- **REQUIRED TASK**:
Each record needs to be echoed exactly; can you do that?

[Start SUPPLIED MATERIAL]

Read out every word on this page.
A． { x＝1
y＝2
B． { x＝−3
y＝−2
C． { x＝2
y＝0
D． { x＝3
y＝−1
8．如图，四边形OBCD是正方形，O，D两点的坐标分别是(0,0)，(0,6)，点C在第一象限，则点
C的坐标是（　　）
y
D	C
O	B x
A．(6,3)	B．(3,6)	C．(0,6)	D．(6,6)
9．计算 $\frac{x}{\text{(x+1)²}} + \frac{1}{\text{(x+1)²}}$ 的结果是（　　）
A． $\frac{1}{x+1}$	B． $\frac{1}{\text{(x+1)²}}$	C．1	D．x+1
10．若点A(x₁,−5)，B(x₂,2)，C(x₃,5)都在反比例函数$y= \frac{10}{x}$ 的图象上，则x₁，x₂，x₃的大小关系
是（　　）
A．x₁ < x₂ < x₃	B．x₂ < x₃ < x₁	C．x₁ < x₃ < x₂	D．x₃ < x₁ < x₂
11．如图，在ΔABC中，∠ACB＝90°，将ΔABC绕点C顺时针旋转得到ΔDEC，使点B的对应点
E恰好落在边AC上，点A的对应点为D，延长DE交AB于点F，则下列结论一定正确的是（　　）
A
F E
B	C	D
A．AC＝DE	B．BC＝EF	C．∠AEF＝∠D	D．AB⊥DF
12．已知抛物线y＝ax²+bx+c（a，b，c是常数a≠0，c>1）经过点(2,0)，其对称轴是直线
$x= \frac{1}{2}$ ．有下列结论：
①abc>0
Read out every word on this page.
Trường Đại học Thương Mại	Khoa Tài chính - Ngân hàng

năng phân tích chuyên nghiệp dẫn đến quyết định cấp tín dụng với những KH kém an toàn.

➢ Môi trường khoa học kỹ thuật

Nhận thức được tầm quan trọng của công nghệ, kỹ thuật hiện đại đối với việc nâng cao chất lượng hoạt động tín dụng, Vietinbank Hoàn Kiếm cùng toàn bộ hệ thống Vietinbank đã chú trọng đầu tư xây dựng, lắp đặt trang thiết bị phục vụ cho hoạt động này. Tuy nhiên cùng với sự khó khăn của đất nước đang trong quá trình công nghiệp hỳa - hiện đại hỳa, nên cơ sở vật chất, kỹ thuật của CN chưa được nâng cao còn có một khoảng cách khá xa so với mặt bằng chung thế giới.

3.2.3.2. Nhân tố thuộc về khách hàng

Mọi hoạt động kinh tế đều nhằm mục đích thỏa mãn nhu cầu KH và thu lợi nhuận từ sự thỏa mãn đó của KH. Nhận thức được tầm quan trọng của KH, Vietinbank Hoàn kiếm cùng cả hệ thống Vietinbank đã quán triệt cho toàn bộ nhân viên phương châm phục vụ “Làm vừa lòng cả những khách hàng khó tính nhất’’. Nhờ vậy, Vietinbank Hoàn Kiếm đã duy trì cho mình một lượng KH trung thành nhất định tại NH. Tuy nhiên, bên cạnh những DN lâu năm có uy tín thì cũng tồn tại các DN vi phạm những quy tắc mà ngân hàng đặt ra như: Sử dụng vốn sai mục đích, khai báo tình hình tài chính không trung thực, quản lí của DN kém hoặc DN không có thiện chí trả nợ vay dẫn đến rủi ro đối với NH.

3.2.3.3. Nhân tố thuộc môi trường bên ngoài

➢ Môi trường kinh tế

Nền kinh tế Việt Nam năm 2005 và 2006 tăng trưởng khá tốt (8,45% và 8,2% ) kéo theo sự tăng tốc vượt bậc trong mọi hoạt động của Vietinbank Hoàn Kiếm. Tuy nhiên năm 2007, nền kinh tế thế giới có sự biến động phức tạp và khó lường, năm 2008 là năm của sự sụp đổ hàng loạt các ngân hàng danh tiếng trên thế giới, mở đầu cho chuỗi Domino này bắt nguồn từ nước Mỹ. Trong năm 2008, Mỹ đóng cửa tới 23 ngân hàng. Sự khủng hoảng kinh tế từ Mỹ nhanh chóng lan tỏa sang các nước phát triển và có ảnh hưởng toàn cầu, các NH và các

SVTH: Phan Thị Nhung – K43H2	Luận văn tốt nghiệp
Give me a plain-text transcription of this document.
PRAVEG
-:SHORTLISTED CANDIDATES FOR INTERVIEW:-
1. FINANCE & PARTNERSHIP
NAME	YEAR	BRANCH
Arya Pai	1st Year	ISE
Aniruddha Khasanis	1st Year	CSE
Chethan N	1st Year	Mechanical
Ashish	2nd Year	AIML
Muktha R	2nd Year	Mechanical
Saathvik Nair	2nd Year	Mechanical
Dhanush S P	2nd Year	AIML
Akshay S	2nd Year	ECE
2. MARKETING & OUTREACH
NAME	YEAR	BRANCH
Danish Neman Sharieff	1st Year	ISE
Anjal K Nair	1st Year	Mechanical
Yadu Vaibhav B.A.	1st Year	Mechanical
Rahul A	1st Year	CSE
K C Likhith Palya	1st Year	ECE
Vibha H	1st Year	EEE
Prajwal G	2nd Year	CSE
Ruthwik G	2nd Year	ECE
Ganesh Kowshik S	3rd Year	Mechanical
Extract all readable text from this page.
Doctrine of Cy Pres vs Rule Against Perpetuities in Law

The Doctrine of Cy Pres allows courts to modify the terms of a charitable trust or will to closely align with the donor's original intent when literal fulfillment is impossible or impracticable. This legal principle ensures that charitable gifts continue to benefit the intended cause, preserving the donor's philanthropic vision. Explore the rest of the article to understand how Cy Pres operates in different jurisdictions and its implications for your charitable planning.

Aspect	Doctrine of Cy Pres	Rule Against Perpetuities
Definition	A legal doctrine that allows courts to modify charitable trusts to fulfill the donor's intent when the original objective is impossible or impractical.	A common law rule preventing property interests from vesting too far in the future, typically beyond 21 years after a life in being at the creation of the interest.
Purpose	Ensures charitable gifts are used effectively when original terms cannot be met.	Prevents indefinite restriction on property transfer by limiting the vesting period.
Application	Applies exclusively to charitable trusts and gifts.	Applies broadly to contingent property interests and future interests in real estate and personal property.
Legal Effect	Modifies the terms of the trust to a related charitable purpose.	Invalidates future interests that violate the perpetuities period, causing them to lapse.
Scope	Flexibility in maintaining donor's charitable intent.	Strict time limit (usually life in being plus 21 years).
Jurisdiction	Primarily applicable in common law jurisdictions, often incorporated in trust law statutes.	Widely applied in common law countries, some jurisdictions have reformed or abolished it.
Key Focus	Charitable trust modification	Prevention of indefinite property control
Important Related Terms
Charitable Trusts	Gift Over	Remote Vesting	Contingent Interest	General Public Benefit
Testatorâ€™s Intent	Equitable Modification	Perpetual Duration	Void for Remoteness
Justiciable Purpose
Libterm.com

[End SUPPLIED MATERIAL]

- **FINAL RESULT**:
Read out every word on this page.
A． { x＝1
y＝2
B． { x＝−3
y＝−2
C． { x＝2
y＝0
D． { x＝3
y＝−1
8．如图，四边形OBCD是正方形，O，D两点的坐标分别是(0,0)，(0,6)，点C在第一象限，则点
C的坐标是（　　）
y
D	C
O	B x
A．(6,3)	B．(3,6)	C．(0,6)	D．(6,6)
9．计算 $\frac{x}{\text{(x+1)²}} + \frac{1}{\text{(x+1)²}}$ 的结果是（　　）
A． $\frac{1}{x+1}$	B． $\frac{1}{\text{(x+1)²}}$	C．1	D．x+1
10．若点A(x₁,−5)，B(x₂,2)，C(x₃,5)都在反比例函数$y= \frac{10}{x}$ 的图象上，则x₁，x₂，x₃的大小关系
是（　　）
A．x₁ < x₂ < x₃	B．x₂ < x₃ < x₁	C．x₁ < x₃ < x₂	D．x₃ < x₁ < x₂
11．如图，在ΔABC中，∠ACB＝90°，将ΔABC绕点C顺时针旋转得到ΔDEC，使点B的对应点
E恰好落在边AC上，点A的对应点为D，延长DE交AB于点F，则下列结论一定正确的是（　　）
A
F E
B	C	D
A．AC＝DE	B．BC＝EF	C．∠AEF＝∠D	D．AB⊥DF
12．已知抛物线y＝ax²+bx+c（a，b，c是常数a≠0，c>1）经过点(2,0)，其对称轴是直线
$x= \frac{1}{2}$ ．有下列结论：
①abc>0
Read out every word on this page.
Trường Đại học Thương Mại	Khoa Tài chính - Ngân hàng

năng phân tích chuyên nghiệp dẫn đến quyết định cấp tín dụng với những KH kém an toàn.

➢ Môi trường khoa học kỹ thuật

Nhận thức được tầm quan trọng của công nghệ, kỹ thuật hiện đại đối với việc nâng cao chất lượng hoạt động tín dụng, Vietinbank Hoàn Kiếm cùng toàn bộ hệ thống Vietinbank đã chú trọng đầu tư xây dựng, lắp đặt trang thiết bị phục vụ cho hoạt động này. Tuy nhiên cùng với sự khó khăn của đất nước đang trong quá trình công nghiệp hỳa - hiện đại hỳa, nên cơ sở vật chất, kỹ thuật của CN chưa được nâng cao còn có một khoảng cách khá xa so với mặt bằng chung thế giới.

3.2.3.2. Nhân tố thuộc về khách hàng

Mọi hoạt động kinh tế đều nhằm mục đích thỏa mãn nhu cầu KH và thu lợi nhuận từ sự thỏa mãn đó của KH. Nhận thức được tầm quan trọng của KH, Vietinbank Hoàn kiếm cùng cả hệ thống Vietinbank đã quán triệt cho toàn bộ nhân viên phương châm phục vụ “Làm vừa lòng cả những khách hàng khó tính nhất’’. Nhờ vậy, Vietinbank Hoàn Kiếm đã duy trì cho mình một lượng KH trung thành nhất định tại NH. Tuy nhiên, bên cạnh những DN lâu năm có uy tín thì cũng tồn tại các DN vi phạm những quy tắc mà ngân hàng đặt ra như: Sử dụng vốn sai mục đích, khai báo tình hình tài chính không trung thực, quản lí của DN kém hoặc DN không có thiện chí trả nợ vay dẫn đến rủi ro đối với NH.

3.2.3.3. Nhân tố thuộc môi trường bên ngoài

➢ Môi trường kinh tế

Nền kinh tế Việt Nam năm 2005 và 2006 tăng trưởng khá tốt (8,45% và 8,2% ) kéo theo sự tăng tốc vượt bậc trong mọi hoạt động của Vietinbank Hoàn Kiếm. Tuy nhiên năm 2007, nền kinh tế thế giới có sự biến động phức tạp và khó lường, năm 2008 là năm của sự sụp đổ hàng loạt các ngân hàng danh tiếng trên thế giới, mở đầu cho chuỗi Domino này bắt nguồn từ nước Mỹ. Trong năm 2008, Mỹ đóng cửa tới 23 ngân hàng. Sự khủng hoảng kinh tế từ Mỹ nhanh chóng lan tỏa sang các nước phát triển và có ảnh hưởng toàn cầu, các NH và các

SVTH: Phan Thị Nhung – K43H2	Luận văn tốt nghiệp
Give me a plain-text transcription of this document.
PRAVEG
-:SHORTLISTED CANDIDATES FOR INTERVIEW:-
1. FINANCE & PARTNERSHIP
NAME	YEAR	BRANCH
Arya Pai	1st Year	ISE
Aniruddha Khasanis	1st Year	CSE
Chethan N	1st Year	Mechanical
Ashish	2nd Year	AIML
Muktha R	2nd Year	Mechanical
Saathvik Nair	2nd Year	Mechanical
Dhanush S P	2nd Year	AIML
Akshay S	2nd Year	ECE
2. MARKETING & OUTREACH
NAME	YEAR	BRANCH
Danish Neman Sharieff	1st Year	ISE
Anjal K Nair	1st Year	Mechanical
Yadu Vaibhav B.A.	1st Year	Mechanical
Rahul A	1st Year	CSE
K C Likhith Palya	1st Year	ECE
Vibha H	1st Year	EEE
Prajwal G	2nd Year	CSE
Ruthwik G	2nd Year	ECE
Ganesh Kowshik S	3rd Year	Mechanical
Extract all readable text from this page.
Doctrine of Cy Pres vs Rule Against Perpetuities in Law

The Doctrine of Cy Pres allows courts to modify the terms of a charitable trust or will to closely align with the donor's original intent when literal fulfillment is impossible or impracticable. This legal principle ensures that charitable gifts continue to benefit the intended cause, preserving the donor's philanthropic vision. Explore the rest of the article to understand how Cy Pres operates in different jurisdictions and its implications for your charitable planning.

Aspect	Doctrine of Cy Pres	Rule Against Perpetuities
Definition	A legal doctrine that allows courts to modify charitable trusts to fulfill the donor's intent when the original objective is impossible or impractical.	A common law rule preventing property interests from vesting too far in the future, typically beyond 21 years after a life in being at the creation of the interest.
Purpose	Ensures charitable gifts are used effectively when original terms cannot be met.	Prevents indefinite restriction on property transfer by limiting the vesting period.
Application	Applies exclusively to charitable trusts and gifts.	Applies broadly to contingent property interests and future interests in real estate and personal property.
Legal Effect	Modifies the terms of the trust to a related charitable purpose.	Invalidates future interests that violate the perpetuities period, causing them to lapse.
Scope	Flexibility in maintaining donor's charitable intent.	Strict time limit (usually life in being plus 21 years).
Jurisdiction	Primarily applicable in common law jurisdictions, often incorporated in trust law statutes.	Widely applied in common law countries, some jurisdictions have reformed or abolished it.
Key Focus	Charitable trust modification	Prevention of indefinite property control
Important Related Terms
Charitable Trusts	Gift Over	Remote Vesting	Contingent Interest	General Public Benefit
Testatorâ€™s Intent	Equitable Modification	Perpetual Duration	Void for Remoteness
Justiciable Purpose
Libterm.com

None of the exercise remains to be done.